** start of Available records **

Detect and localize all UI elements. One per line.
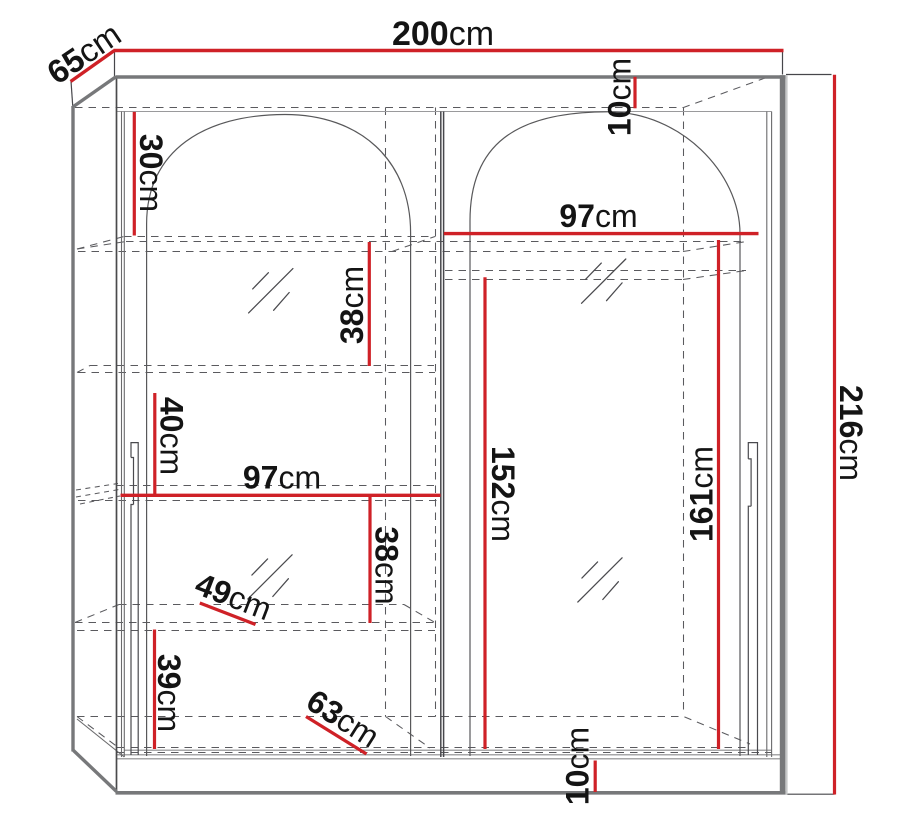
svg-text:38cm: 38cm xyxy=(334,266,370,344)
svg-text:40cm: 40cm xyxy=(154,397,190,475)
svg-text:63cm: 63cm xyxy=(300,682,385,754)
svg-text:152cm: 152cm xyxy=(485,446,521,542)
svg-text:97cm: 97cm xyxy=(559,198,637,234)
svg-text:10cm: 10cm xyxy=(602,58,638,136)
svg-text:49cm: 49cm xyxy=(191,566,277,628)
svg-text:97cm: 97cm xyxy=(243,460,321,496)
svg-text:38cm: 38cm xyxy=(368,526,404,604)
svg-text:200cm: 200cm xyxy=(392,15,494,53)
svg-text:216cm: 216cm xyxy=(833,385,869,481)
svg-text:10cm: 10cm xyxy=(560,727,596,805)
svg-text:39cm: 39cm xyxy=(151,654,187,732)
svg-text:30cm: 30cm xyxy=(133,134,169,212)
svg-text:161cm: 161cm xyxy=(684,446,720,542)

** end of Available records **

Extract every line from all the items above, reproducing each one word for word, but leave the pictures out.

Detect and localize all UI elements. One per line.
svg-text:38cm: 38cm xyxy=(334,266,370,344)
svg-text:40cm: 40cm xyxy=(154,397,190,475)
svg-text:63cm: 63cm xyxy=(300,682,385,754)
svg-text:152cm: 152cm xyxy=(485,446,521,542)
svg-text:97cm: 97cm xyxy=(559,198,637,234)
svg-text:10cm: 10cm xyxy=(602,58,638,136)
svg-text:49cm: 49cm xyxy=(191,566,277,628)
svg-text:97cm: 97cm xyxy=(243,460,321,496)
svg-text:38cm: 38cm xyxy=(368,526,404,604)
svg-text:200cm: 200cm xyxy=(392,15,494,53)
svg-text:216cm: 216cm xyxy=(833,385,869,481)
svg-text:10cm: 10cm xyxy=(560,727,596,805)
svg-text:39cm: 39cm xyxy=(151,654,187,732)
svg-text:30cm: 30cm xyxy=(133,134,169,212)
svg-text:161cm: 161cm xyxy=(684,446,720,542)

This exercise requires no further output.